EXERCISE >> Find the string "FFFFFF" in the entries and copy each line that has it.

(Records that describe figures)
»»

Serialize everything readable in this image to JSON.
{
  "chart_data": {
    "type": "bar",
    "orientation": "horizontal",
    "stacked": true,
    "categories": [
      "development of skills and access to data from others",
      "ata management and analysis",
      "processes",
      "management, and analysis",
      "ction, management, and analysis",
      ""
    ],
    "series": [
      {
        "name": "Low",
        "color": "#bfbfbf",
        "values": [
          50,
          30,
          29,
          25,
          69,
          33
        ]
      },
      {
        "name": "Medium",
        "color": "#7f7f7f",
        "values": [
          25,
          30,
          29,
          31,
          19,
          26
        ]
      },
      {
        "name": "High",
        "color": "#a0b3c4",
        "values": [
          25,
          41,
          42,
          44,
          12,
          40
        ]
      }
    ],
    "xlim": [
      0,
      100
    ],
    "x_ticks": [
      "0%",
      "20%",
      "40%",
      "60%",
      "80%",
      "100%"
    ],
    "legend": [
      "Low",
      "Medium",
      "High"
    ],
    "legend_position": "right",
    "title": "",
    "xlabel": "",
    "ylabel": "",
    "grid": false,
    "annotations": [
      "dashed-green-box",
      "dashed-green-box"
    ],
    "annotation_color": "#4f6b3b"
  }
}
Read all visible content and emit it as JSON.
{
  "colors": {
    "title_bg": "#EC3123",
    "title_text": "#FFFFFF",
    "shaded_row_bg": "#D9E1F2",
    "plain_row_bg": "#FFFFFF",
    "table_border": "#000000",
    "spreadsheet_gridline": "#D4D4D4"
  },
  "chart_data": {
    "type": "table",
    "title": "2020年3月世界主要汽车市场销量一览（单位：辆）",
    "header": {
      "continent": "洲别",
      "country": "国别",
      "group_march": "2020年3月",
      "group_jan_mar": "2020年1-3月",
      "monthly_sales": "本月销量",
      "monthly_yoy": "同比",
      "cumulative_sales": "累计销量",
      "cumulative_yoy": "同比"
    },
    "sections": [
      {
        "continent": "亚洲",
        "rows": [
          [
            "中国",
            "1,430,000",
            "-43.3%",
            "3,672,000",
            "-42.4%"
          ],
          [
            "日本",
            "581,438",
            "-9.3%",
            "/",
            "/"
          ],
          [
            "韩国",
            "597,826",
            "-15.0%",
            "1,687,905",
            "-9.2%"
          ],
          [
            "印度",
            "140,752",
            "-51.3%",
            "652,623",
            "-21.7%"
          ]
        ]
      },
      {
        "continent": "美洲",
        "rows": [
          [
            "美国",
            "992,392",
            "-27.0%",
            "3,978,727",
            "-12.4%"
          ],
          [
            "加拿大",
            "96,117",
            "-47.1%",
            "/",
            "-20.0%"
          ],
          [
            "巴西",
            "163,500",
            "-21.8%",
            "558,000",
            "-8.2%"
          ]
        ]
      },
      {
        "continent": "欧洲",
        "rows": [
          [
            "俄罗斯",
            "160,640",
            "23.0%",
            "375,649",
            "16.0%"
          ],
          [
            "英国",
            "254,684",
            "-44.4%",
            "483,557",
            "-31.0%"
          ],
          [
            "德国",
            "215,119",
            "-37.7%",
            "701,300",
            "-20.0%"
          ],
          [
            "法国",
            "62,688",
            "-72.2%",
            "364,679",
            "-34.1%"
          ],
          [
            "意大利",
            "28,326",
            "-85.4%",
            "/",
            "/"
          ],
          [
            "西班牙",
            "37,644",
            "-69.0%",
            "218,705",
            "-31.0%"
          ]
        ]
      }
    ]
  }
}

««

SOLVED EXERCISE >>
    "title_text": "#FFFFFF",
    "plain_row_bg": "#FFFFFF",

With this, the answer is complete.